** COMPITO ASSEGNATO **
Restituisci senza modifiche la parte del testo sul Negroni compresa tra "Il 13 maggio" e "consacrandone l’egemonia assoluta.", estremi inclusi.

** BRANO DI RIFERIMENTO **
Il 13 maggio si celebra il World Cocktail Day, e quest'anno, come i quattro precedenti, non c'è molto da discutere sul chi brinda da solo al centro della scena. Il Negroni è ancora lì, primo e inamovibile. Mentre tutto nel mondo della mixology cambia a velocità forsennata fra mode e distillati di nicchia, lui resiste imperterrito.
Drinks International, la bibbia del settore che ogni anno monitora i consumi nei migliori cocktail bar internazionali, lo incorona per il quinto anno consecutivo, consacrandone l’egemonia assoluta.
Bisogna tornare a Firenze, tra il 1919 e il 1920, per capire da dove viene tutto questo. Il conte Camillo Negroni, eccentrico, cosmopolita e reduce di lunghi soggiorni londinesi e americani, sedeva al bancone del “Caffè Casoni” in via de’ Tornabuoni con la noia di chi ha già visto troppo. L'Americano che beveva, un misto di bitter e vermuth corretto con seltz, aveva smesso di convincerlo, così chiese al barman Fosco Scarselli una cosa semplice e rivoluzionaria insieme: togliere l'acqua gassata e metterci del gin.

(Elementi tratti da una fonte di dati)
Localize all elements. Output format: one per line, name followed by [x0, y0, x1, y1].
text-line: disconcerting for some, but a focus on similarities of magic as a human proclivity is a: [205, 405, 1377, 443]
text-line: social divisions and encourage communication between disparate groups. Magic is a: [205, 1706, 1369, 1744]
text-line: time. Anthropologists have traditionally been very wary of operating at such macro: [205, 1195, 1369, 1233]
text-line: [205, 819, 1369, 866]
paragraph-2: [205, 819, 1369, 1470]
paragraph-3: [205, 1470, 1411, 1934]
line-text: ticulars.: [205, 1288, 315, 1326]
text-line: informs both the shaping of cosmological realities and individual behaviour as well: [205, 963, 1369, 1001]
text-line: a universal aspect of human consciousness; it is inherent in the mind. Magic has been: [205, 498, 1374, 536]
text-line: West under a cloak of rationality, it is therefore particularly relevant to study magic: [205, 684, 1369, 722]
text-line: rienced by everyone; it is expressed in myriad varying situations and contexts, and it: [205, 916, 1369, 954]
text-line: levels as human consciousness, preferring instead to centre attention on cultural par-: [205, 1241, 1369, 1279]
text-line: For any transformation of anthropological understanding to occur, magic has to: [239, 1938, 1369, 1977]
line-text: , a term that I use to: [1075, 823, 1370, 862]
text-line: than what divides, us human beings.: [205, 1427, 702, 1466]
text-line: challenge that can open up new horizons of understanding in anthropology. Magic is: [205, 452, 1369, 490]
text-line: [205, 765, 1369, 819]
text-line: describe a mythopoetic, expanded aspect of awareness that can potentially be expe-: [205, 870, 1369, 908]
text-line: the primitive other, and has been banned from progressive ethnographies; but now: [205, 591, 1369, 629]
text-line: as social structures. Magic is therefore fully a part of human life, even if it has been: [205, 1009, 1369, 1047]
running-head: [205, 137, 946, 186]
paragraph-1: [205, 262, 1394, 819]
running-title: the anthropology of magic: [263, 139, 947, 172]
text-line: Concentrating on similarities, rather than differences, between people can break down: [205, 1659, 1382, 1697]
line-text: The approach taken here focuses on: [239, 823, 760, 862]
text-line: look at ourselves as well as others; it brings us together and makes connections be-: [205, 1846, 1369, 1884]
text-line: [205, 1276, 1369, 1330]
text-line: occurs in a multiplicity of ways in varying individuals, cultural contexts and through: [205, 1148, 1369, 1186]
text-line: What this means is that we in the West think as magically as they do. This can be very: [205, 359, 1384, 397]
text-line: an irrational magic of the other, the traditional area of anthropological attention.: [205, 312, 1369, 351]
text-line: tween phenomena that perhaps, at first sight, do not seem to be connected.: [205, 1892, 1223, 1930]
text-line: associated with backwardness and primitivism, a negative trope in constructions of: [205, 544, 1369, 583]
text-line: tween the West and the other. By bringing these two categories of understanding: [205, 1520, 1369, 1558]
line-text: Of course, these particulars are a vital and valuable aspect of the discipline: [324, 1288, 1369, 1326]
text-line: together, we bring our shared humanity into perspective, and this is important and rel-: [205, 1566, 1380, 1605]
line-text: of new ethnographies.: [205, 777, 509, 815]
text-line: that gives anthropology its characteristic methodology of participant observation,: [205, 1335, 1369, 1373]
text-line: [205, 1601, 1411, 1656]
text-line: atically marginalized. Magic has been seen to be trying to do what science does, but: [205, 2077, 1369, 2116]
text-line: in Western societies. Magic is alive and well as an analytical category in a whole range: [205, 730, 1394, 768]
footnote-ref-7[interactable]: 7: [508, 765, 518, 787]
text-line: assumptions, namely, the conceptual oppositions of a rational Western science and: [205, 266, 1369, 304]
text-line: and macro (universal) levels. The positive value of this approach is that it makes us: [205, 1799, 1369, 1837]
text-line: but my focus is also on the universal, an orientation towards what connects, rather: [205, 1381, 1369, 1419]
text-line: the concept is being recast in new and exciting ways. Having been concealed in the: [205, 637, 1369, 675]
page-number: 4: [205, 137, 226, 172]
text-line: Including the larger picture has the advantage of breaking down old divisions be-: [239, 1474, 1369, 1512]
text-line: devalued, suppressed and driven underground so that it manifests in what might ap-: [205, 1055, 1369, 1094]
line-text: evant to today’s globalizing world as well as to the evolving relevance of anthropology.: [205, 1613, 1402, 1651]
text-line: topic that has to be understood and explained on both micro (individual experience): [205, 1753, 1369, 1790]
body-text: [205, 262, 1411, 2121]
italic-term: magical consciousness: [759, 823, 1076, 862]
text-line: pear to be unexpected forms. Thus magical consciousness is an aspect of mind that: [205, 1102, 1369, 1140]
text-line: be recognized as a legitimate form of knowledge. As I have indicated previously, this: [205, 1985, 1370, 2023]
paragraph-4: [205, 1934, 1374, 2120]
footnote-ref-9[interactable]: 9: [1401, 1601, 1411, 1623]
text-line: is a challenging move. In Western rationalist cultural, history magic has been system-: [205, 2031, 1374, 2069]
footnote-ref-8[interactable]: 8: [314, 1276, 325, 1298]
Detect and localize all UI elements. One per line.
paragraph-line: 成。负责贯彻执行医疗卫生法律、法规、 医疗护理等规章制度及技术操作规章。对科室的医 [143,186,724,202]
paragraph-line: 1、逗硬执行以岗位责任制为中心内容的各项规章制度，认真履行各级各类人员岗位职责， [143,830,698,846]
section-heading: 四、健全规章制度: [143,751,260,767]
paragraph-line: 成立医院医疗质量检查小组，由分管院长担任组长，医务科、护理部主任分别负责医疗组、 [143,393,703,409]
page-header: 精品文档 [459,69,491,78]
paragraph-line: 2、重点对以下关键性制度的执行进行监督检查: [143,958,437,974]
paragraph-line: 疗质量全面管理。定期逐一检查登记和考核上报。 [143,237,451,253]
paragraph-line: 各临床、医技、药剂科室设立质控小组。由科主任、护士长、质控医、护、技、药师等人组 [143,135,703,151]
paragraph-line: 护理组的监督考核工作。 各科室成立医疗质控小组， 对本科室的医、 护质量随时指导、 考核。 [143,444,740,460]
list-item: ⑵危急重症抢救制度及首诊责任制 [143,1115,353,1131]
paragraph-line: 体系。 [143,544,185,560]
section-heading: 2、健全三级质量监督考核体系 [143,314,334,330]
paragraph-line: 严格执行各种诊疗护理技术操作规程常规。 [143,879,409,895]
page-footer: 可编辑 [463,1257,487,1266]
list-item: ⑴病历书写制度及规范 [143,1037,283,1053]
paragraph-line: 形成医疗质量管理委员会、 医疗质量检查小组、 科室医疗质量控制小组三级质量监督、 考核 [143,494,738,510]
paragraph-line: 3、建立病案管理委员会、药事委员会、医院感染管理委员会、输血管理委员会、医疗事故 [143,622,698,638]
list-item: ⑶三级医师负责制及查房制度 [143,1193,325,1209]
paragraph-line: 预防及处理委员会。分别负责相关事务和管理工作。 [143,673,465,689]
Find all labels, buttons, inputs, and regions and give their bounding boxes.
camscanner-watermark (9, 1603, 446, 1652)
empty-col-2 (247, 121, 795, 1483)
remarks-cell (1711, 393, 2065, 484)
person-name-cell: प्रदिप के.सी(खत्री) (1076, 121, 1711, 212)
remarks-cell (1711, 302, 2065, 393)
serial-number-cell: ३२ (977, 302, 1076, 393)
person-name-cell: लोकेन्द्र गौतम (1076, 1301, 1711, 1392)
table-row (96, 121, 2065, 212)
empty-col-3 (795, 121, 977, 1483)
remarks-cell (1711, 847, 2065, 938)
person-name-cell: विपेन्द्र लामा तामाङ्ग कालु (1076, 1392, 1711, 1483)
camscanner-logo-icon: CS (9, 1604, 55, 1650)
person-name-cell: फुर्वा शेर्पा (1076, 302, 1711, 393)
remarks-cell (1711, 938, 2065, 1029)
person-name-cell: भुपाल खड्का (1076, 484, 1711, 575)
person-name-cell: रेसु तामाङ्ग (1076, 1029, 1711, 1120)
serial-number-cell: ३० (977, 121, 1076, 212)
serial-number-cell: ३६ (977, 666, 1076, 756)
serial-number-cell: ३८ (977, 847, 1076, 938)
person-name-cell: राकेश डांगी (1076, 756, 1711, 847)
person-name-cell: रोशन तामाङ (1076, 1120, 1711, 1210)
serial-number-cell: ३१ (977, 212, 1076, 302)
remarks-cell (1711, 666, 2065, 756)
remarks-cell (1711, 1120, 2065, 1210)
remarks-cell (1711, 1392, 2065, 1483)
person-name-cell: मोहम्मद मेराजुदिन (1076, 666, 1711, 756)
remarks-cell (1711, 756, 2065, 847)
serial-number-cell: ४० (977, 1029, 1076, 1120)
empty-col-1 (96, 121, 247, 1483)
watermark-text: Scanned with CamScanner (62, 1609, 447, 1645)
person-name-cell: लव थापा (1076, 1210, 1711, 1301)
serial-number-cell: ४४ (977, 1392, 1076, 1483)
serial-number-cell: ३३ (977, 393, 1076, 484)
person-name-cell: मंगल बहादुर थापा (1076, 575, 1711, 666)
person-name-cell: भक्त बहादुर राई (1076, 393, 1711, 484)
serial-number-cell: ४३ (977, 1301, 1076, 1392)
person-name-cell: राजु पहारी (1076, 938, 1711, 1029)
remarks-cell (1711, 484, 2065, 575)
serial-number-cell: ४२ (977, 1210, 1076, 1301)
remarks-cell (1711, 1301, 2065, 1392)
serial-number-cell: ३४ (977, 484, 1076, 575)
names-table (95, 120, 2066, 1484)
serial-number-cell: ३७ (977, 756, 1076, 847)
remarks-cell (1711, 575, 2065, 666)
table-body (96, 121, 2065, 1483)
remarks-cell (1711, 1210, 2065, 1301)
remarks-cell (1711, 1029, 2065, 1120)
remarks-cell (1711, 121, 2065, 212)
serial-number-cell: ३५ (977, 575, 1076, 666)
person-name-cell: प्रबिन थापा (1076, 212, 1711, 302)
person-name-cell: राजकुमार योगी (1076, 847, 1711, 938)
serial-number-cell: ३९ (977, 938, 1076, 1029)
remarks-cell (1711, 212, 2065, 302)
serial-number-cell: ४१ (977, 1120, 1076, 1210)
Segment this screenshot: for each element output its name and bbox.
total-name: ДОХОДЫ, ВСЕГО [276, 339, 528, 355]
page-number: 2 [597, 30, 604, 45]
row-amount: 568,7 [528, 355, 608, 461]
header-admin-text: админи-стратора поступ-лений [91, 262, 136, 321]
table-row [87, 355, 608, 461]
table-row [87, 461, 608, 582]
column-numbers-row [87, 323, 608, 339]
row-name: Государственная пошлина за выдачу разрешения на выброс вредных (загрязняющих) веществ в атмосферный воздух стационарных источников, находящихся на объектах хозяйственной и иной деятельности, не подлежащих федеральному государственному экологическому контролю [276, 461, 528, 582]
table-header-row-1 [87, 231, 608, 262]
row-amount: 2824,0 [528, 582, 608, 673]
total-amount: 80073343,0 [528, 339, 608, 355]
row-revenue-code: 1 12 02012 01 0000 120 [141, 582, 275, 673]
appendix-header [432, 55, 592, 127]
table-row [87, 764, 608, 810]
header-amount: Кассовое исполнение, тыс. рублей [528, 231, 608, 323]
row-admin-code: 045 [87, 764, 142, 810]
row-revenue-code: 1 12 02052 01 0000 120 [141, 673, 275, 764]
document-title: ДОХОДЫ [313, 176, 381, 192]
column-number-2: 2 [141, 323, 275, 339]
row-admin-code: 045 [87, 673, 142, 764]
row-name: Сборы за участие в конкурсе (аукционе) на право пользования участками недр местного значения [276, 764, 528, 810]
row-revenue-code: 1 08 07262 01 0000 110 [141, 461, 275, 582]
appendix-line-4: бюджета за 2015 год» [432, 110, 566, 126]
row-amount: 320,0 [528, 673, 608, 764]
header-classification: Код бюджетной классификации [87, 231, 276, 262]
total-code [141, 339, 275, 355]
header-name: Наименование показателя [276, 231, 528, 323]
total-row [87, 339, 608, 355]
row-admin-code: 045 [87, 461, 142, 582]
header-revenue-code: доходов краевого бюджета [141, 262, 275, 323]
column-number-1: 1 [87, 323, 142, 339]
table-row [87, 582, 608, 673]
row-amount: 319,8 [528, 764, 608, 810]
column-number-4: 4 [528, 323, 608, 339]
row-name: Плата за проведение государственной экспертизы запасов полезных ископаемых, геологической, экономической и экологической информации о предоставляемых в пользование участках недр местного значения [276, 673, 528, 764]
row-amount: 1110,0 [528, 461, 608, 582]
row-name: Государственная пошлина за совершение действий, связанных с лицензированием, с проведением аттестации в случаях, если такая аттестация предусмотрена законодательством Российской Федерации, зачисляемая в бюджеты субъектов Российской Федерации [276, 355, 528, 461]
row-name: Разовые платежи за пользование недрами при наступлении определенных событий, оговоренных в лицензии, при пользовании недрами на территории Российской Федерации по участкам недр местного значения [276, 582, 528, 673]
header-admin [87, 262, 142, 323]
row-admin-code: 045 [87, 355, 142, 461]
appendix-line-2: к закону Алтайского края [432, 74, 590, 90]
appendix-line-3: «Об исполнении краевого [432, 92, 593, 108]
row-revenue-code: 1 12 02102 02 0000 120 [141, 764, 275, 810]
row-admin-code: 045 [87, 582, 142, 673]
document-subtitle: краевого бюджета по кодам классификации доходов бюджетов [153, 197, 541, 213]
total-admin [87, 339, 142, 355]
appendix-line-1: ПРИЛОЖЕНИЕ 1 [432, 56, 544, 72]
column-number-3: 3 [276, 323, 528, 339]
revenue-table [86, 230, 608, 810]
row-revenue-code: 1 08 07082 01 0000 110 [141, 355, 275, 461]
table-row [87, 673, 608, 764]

** RISPOSTA AL QUESITO **
Il 13 maggio si celebra il World Cocktail Day, e quest'anno, come i quattro precedenti, non c'è molto da discutere sul chi brinda da solo al centro della scena. Il Negroni è ancora lì, primo e inamovibile. Mentre tutto nel mondo della mixology cambia a velocità forsennata fra mode e distillati di nicchia, lui resiste imperterrito.
Drinks International, la bibbia del settore che ogni anno monitora i consumi nei migliori cocktail bar internazionali, lo incorona per il quinto anno consecutivo, consacrandone l’egemonia assoluta.